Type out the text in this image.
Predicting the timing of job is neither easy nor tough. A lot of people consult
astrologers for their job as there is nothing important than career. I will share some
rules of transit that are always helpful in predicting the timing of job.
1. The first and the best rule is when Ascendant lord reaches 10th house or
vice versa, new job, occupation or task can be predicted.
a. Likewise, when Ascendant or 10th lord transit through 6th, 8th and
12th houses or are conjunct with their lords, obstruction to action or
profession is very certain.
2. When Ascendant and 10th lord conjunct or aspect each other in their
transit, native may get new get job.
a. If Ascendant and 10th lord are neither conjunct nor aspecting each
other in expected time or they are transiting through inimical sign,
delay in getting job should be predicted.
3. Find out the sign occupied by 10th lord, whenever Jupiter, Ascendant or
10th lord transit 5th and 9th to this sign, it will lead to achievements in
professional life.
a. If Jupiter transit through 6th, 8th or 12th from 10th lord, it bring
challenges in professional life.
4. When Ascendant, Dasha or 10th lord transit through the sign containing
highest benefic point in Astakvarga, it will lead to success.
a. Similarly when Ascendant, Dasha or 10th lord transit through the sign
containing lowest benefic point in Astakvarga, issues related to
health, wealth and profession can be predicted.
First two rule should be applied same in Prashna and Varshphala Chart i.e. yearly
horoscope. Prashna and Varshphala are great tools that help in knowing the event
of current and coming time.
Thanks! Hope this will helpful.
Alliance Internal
--------------------------------------------------
Every entry should be output exactly as written, please.

*RIGHT ANSWER*.
Type out the text in this image.
Predicting the timing of job is neither easy nor tough. A lot of people consult
astrologers for their job as there is nothing important than career. I will share some
rules of transit that are always helpful in predicting the timing of job.
1. The first and the best rule is when Ascendant lord reaches 10th house or
vice versa, new job, occupation or task can be predicted.
a. Likewise, when Ascendant or 10th lord transit through 6th, 8th and
12th houses or are conjunct with their lords, obstruction to action or
profession is very certain.
2. When Ascendant and 10th lord conjunct or aspect each other in their
transit, native may get new get job.
a. If Ascendant and 10th lord are neither conjunct nor aspecting each
other in expected time or they are transiting through inimical sign,
delay in getting job should be predicted.
3. Find out the sign occupied by 10th lord, whenever Jupiter, Ascendant or
10th lord transit 5th and 9th to this sign, it will lead to achievements in
professional life.
a. If Jupiter transit through 6th, 8th or 12th from 10th lord, it bring
challenges in professional life.
4. When Ascendant, Dasha or 10th lord transit through the sign containing
highest benefic point in Astakvarga, it will lead to success.
a. Similarly when Ascendant, Dasha or 10th lord transit through the sign
containing lowest benefic point in Astakvarga, issues related to
health, wealth and profession can be predicted.
First two rule should be applied same in Prashna and Varshphala Chart i.e. yearly
horoscope. Prashna and Varshphala are great tools that help in knowing the event
of current and coming time.
Thanks! Hope this will helpful.
Alliance Internal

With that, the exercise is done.